TASK INSTRUCTIONS -
How many lines of the data hold the word "rectangle"? State the number and nothing else.

___ SOURCE RECORDS ___

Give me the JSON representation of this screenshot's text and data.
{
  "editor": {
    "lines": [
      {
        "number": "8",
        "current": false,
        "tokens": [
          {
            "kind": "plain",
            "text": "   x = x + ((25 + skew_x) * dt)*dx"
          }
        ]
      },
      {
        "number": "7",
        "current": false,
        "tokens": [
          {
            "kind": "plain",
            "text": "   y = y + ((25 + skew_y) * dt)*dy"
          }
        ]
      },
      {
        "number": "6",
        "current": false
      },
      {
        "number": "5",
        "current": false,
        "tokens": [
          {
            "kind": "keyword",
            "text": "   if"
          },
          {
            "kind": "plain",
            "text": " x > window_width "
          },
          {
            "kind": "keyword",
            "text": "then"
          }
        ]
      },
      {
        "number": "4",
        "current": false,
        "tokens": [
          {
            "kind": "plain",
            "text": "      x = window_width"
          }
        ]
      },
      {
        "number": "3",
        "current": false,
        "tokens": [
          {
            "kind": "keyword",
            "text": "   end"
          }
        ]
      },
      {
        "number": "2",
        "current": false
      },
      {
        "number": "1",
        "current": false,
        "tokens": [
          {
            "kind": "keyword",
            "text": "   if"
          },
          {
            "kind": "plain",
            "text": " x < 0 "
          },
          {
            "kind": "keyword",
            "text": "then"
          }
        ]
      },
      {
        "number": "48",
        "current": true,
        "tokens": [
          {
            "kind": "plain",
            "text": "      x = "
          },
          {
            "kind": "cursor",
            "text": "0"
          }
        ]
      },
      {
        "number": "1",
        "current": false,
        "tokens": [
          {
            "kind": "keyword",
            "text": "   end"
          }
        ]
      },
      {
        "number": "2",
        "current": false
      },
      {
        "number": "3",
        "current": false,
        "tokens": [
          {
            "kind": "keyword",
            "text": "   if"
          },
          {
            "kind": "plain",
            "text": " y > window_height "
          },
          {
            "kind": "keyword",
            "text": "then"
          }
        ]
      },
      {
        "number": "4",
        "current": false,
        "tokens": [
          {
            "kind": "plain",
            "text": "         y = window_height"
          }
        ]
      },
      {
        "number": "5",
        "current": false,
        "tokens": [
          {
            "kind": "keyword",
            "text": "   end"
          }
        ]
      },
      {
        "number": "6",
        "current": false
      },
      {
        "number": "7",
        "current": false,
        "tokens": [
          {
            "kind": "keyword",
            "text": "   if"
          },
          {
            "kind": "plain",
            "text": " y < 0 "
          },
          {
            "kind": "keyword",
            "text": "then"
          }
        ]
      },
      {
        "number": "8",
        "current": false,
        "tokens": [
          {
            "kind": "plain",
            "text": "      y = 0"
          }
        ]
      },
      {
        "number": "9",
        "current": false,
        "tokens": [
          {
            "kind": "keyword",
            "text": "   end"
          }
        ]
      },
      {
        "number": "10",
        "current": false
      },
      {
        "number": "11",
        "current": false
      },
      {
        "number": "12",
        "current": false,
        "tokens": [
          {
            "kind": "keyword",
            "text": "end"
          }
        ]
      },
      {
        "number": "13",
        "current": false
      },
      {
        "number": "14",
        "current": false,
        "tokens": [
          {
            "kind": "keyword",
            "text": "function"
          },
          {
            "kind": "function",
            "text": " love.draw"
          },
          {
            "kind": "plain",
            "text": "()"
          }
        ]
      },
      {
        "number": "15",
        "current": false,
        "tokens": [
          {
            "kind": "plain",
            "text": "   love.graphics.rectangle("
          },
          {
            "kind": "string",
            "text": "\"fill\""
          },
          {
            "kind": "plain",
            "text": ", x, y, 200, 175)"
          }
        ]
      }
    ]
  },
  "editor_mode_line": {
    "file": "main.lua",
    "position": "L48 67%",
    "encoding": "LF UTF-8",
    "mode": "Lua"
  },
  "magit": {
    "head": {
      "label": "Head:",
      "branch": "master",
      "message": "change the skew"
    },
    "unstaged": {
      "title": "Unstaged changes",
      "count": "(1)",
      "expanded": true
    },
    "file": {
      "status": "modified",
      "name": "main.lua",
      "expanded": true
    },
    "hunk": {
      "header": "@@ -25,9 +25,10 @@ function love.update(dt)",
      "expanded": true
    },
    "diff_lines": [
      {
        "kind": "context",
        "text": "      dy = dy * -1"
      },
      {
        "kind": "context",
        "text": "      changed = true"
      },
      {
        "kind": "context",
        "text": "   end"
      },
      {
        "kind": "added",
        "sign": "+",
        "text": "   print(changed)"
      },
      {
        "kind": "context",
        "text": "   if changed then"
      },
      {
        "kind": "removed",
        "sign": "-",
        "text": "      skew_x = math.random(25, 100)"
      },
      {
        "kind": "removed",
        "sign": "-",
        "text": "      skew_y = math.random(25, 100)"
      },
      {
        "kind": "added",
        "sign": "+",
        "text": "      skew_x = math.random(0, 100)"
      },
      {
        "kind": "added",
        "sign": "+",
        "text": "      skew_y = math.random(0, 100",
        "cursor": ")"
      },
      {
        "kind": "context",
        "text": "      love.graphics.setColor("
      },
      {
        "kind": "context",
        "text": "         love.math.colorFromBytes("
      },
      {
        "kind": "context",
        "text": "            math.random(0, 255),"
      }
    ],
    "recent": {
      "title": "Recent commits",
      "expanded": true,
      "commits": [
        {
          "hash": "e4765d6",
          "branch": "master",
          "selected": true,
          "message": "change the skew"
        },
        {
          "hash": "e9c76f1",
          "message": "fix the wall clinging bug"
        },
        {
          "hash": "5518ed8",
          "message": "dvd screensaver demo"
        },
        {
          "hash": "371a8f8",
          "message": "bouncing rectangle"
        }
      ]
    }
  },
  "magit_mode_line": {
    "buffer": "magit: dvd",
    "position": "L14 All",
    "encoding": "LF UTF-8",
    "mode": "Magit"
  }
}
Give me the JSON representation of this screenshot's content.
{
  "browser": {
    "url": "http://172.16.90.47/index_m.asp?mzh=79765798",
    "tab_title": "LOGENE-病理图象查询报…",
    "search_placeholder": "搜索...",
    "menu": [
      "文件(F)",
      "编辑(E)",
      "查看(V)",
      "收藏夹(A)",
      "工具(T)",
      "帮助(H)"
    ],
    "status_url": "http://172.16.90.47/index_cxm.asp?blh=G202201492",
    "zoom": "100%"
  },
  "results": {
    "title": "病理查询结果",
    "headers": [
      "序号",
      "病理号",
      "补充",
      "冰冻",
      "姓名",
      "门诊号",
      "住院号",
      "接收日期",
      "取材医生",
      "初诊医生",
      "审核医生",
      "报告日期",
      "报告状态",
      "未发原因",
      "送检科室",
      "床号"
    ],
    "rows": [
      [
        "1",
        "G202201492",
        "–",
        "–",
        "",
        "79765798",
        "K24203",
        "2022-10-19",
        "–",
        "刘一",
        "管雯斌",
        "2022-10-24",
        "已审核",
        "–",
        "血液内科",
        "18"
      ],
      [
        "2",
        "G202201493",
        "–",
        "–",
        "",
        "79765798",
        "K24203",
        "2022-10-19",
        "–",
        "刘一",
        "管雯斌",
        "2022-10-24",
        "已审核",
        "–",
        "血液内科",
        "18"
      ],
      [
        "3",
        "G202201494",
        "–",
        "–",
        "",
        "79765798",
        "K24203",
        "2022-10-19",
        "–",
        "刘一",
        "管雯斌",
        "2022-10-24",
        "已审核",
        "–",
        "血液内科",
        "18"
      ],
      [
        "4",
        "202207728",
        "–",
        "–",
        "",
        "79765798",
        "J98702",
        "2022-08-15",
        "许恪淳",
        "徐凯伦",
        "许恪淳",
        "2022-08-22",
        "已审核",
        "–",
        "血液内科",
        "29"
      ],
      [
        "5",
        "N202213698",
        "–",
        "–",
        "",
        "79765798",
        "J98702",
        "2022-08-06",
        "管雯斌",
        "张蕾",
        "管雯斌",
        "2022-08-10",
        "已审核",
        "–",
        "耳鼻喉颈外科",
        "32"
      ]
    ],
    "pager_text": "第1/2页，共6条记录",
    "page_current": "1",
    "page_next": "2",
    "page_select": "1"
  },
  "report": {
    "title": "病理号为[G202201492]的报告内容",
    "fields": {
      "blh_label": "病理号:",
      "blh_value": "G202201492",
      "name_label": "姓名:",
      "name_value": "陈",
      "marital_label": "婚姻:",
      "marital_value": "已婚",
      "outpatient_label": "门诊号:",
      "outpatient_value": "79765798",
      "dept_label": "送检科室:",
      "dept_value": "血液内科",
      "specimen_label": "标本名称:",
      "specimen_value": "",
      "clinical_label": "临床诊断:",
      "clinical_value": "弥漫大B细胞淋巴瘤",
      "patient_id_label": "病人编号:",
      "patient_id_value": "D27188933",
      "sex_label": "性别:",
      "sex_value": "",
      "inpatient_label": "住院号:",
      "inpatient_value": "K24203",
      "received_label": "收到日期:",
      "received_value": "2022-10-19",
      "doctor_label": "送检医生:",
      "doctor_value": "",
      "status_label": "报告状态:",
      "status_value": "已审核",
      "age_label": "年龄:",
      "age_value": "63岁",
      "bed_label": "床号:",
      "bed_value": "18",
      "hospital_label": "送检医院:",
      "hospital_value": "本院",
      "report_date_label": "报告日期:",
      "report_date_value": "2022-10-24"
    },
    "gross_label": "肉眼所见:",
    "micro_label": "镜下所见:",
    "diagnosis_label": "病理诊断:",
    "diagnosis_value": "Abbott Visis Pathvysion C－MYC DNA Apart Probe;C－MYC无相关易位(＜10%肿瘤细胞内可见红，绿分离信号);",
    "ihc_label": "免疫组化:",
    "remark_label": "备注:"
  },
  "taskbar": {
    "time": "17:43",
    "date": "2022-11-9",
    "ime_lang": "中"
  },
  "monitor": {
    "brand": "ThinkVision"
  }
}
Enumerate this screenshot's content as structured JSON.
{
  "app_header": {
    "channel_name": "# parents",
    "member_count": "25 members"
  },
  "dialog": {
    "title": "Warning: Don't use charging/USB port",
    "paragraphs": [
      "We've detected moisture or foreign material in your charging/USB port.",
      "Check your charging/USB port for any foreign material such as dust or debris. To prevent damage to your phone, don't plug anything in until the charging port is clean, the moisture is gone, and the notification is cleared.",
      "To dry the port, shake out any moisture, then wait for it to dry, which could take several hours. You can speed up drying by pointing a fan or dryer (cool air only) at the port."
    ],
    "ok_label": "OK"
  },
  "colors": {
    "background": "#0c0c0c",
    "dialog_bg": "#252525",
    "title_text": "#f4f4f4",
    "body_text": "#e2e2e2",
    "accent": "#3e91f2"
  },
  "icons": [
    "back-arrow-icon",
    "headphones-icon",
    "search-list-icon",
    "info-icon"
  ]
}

___

TASK OUTPUT -
2